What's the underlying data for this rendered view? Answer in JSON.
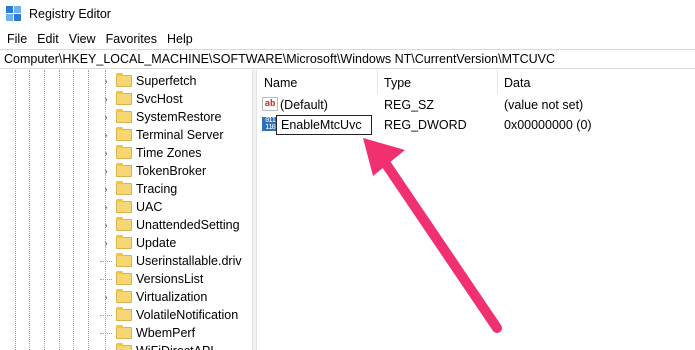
{
  "window": {
    "title": "Registry Editor"
  },
  "menu": [
    "File",
    "Edit",
    "View",
    "Favorites",
    "Help"
  ],
  "address": "Computer\\HKEY_LOCAL_MACHINE\\SOFTWARE\\Microsoft\\Windows NT\\CurrentVersion\\MTCUVC",
  "tree": {
    "items": [
      {
        "label": "Superfetch",
        "expandable": true
      },
      {
        "label": "SvcHost",
        "expandable": true
      },
      {
        "label": "SystemRestore",
        "expandable": true
      },
      {
        "label": "Terminal Server",
        "expandable": true
      },
      {
        "label": "Time Zones",
        "expandable": true
      },
      {
        "label": "TokenBroker",
        "expandable": true
      },
      {
        "label": "Tracing",
        "expandable": true
      },
      {
        "label": "UAC",
        "expandable": true
      },
      {
        "label": "UnattendedSetting",
        "expandable": true
      },
      {
        "label": "Update",
        "expandable": true
      },
      {
        "label": "Userinstallable.driv",
        "expandable": false
      },
      {
        "label": "VersionsList",
        "expandable": false
      },
      {
        "label": "Virtualization",
        "expandable": true
      },
      {
        "label": "VolatileNotification",
        "expandable": false
      },
      {
        "label": "WbemPerf",
        "expandable": false
      },
      {
        "label": "WiFiDirectAPI",
        "expandable": false
      }
    ]
  },
  "values": {
    "headers": {
      "name": "Name",
      "type": "Type",
      "data": "Data"
    },
    "rows": [
      {
        "icon": "string-value-icon",
        "name": "(Default)",
        "type": "REG_SZ",
        "data": "(value not set)"
      },
      {
        "icon": "binary-value-icon",
        "name": "EnableMtcUvc",
        "type": "REG_DWORD",
        "data": "0x00000000 (0)",
        "editing": true
      }
    ]
  },
  "annotation": {
    "color": "#f0306f"
  }
}
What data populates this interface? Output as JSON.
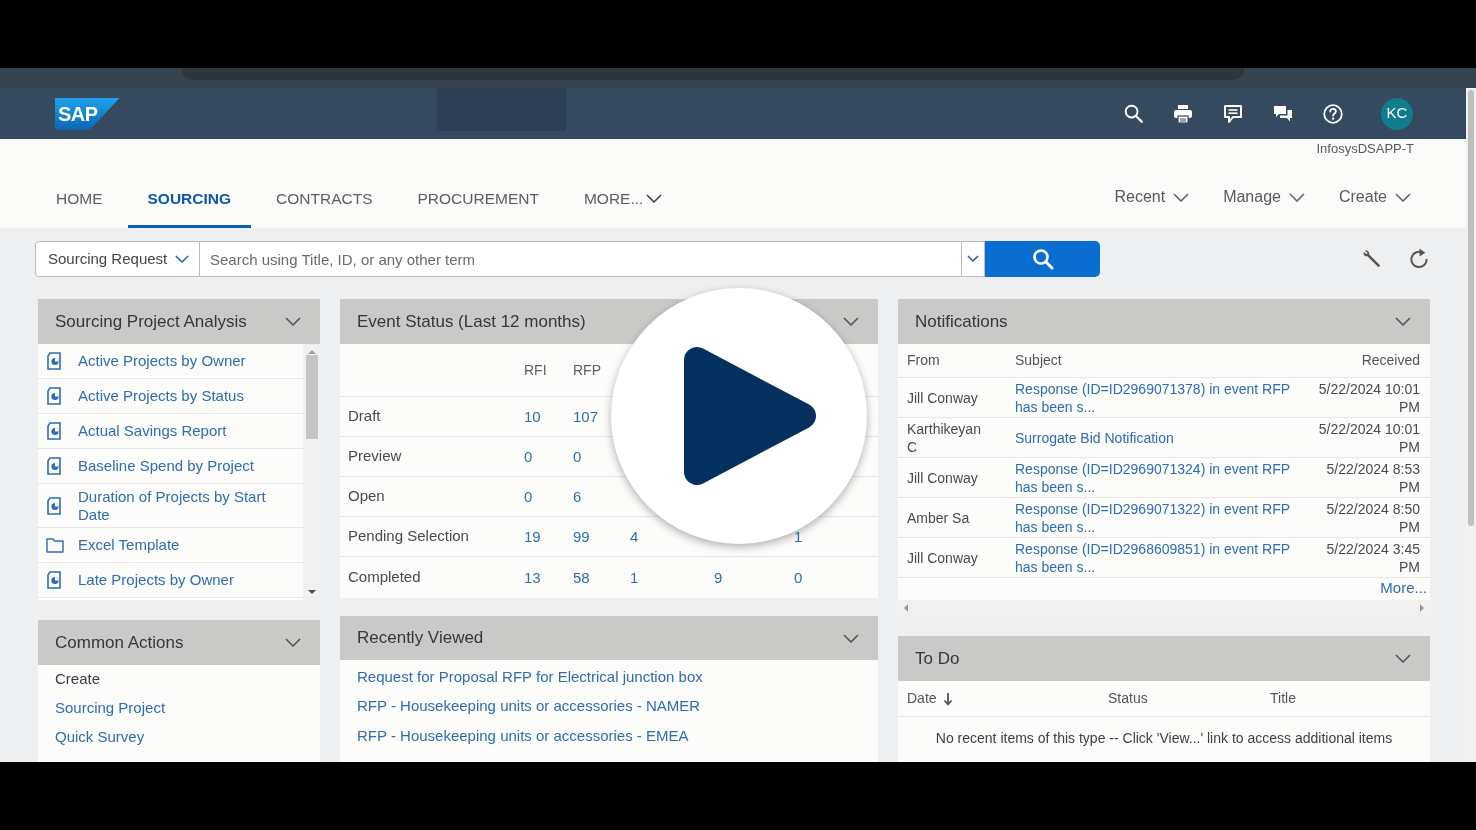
{
  "header": {
    "logo": "SAP",
    "user": {
      "initials": "KC"
    },
    "tenant": "InfosysDSAPP-T"
  },
  "tabs": [
    {
      "label": "HOME",
      "selected": false,
      "kind": "tab"
    },
    {
      "label": "SOURCING",
      "selected": true,
      "kind": "tab"
    },
    {
      "label": "CONTRACTS",
      "selected": false,
      "kind": "tab"
    },
    {
      "label": "PROCUREMENT",
      "selected": false,
      "kind": "tab"
    },
    {
      "label": "MORE...",
      "selected": false,
      "kind": "menu"
    }
  ],
  "menus": [
    "Recent",
    "Manage",
    "Create"
  ],
  "search": {
    "scope": "Sourcing Request",
    "placeholder": "Search using Title, ID, or any other term"
  },
  "sourcing_project_analysis": {
    "title": "Sourcing Project Analysis",
    "items": [
      {
        "label": "Active Projects by Owner",
        "kind": "report"
      },
      {
        "label": "Active Projects by Status",
        "kind": "report"
      },
      {
        "label": "Actual Savings Report",
        "kind": "report"
      },
      {
        "label": "Baseline Spend by Project",
        "kind": "report"
      },
      {
        "label": "Duration of Projects by Start Date",
        "kind": "report"
      },
      {
        "label": "Excel Template",
        "kind": "folder"
      },
      {
        "label": "Late Projects by Owner",
        "kind": "report"
      }
    ]
  },
  "common_actions": {
    "title": "Common Actions",
    "items": [
      {
        "label": "Create",
        "kind": "heading"
      },
      {
        "label": "Sourcing Project",
        "kind": "link"
      },
      {
        "label": "Quick Survey",
        "kind": "link"
      }
    ]
  },
  "event_status": {
    "title": "Event Status (Last 12 months)",
    "columns": {
      "rfi": "RFI",
      "rfp": "RFP"
    },
    "rows": [
      {
        "label": "Draft",
        "rfi": "10",
        "rfp": "107"
      },
      {
        "label": "Preview",
        "rfi": "0",
        "rfp": "0"
      },
      {
        "label": "Open",
        "rfi": "0",
        "rfp": "6"
      },
      {
        "label": "Pending Selection",
        "rfi": "19",
        "rfp": "99",
        "column_3": "4",
        "column_5": "1"
      },
      {
        "label": "Completed",
        "rfi": "13",
        "rfp": "58",
        "column_3": "1",
        "column_4": "9",
        "column_5": "0"
      }
    ]
  },
  "recently_viewed": {
    "title": "Recently Viewed",
    "items": [
      "Request for Proposal RFP for Electrical junction box",
      "RFP - Housekeeping units or accessories - NAMER",
      "RFP - Housekeeping units or accessories - EMEA"
    ]
  },
  "notifications": {
    "title": "Notifications",
    "columns": [
      "From",
      "Subject",
      "Received"
    ],
    "rows": [
      {
        "from": "Jill Conway",
        "subject": "Response (ID=ID2969071378) in event RFP has been s...",
        "received": "5/22/2024 10:01 PM"
      },
      {
        "from": "Karthikeyan C",
        "subject": "Surrogate Bid Notification",
        "received": "5/22/2024 10:01 PM"
      },
      {
        "from": "Jill Conway",
        "subject": "Response (ID=ID2969071324) in event RFP has been s...",
        "received": "5/22/2024 8:53 PM"
      },
      {
        "from": "Amber Sa",
        "subject": "Response (ID=ID2969071322) in event RFP has been s...",
        "received": "5/22/2024 8:50 PM"
      },
      {
        "from": "Jill Conway",
        "subject": "Response (ID=ID2968609851) in event RFP has been s...",
        "received": "5/22/2024 3:45 PM"
      }
    ],
    "more_link": "More..."
  },
  "todo": {
    "title": "To Do",
    "columns": [
      {
        "label": "Date",
        "sorted": true
      },
      {
        "label": "Status",
        "sorted": false
      },
      {
        "label": "Title",
        "sorted": false
      }
    ],
    "empty_message": "No recent items of this type -- Click 'View...' link to access additional items"
  }
}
_ _ _ _ _
**Problem requirements**
Find the lines containing "Active" and list every one of them.

**Complete response**
        "label": "Active Projects by Owner",
        "label": "Active Projects by Status",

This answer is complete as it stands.